» Stated task: Exact repetition is required: output every record in full.

» Task input:
>>>>

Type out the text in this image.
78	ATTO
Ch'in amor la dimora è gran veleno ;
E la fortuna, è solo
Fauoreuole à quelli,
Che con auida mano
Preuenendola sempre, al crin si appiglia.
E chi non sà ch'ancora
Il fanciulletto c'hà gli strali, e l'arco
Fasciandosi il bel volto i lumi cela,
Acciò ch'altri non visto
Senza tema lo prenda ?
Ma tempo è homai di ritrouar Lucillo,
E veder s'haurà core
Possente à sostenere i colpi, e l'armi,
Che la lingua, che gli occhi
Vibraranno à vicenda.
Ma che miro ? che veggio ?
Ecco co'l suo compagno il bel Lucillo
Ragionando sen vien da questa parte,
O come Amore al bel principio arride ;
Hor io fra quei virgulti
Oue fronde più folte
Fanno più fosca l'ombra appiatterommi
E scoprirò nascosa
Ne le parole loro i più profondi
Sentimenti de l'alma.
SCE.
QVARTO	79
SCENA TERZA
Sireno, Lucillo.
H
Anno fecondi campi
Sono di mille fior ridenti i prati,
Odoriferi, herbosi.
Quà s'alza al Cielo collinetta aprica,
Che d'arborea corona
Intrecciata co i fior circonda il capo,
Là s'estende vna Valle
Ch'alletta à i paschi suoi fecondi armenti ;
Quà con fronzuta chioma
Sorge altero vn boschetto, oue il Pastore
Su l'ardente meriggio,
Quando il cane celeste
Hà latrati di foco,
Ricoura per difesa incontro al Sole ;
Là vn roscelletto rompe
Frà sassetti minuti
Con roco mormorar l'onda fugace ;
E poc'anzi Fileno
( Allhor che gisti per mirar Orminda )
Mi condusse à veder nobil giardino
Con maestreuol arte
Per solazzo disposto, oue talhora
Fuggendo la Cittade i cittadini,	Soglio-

<<<<

» Task result:
Type out the text in this image.
78	ATTO
Ch'in amor la dimora è gran veleno ;
E la fortuna, è solo
Fauoreuole à quelli,
Che con auida mano
Preuenendola sempre, al crin si appiglia.
E chi non sà ch'ancora
Il fanciulletto c'hà gli strali, e l'arco
Fasciandosi il bel volto i lumi cela,
Acciò ch'altri non visto
Senza tema lo prenda ?
Ma tempo è homai di ritrouar Lucillo,
E veder s'haurà core
Possente à sostenere i colpi, e l'armi,
Che la lingua, che gli occhi
Vibraranno à vicenda.
Ma che miro ? che veggio ?
Ecco co'l suo compagno il bel Lucillo
Ragionando sen vien da questa parte,
O come Amore al bel principio arride ;
Hor io fra quei virgulti
Oue fronde più folte
Fanno più fosca l'ombra appiatterommi
E scoprirò nascosa
Ne le parole loro i più profondi
Sentimenti de l'alma.
SCE.
QVARTO	79
SCENA TERZA
Sireno, Lucillo.
H
Anno fecondi campi
Sono di mille fior ridenti i prati,
Odoriferi, herbosi.
Quà s'alza al Cielo collinetta aprica,
Che d'arborea corona
Intrecciata co i fior circonda il capo,
Là s'estende vna Valle
Ch'alletta à i paschi suoi fecondi armenti ;
Quà con fronzuta chioma
Sorge altero vn boschetto, oue il Pastore
Su l'ardente meriggio,
Quando il cane celeste
Hà latrati di foco,
Ricoura per difesa incontro al Sole ;
Là vn roscelletto rompe
Frà sassetti minuti
Con roco mormorar l'onda fugace ;
E poc'anzi Fileno
( Allhor che gisti per mirar Orminda )
Mi condusse à veder nobil giardino
Con maestreuol arte
Per solazzo disposto, oue talhora
Fuggendo la Cittade i cittadini,	Soglio-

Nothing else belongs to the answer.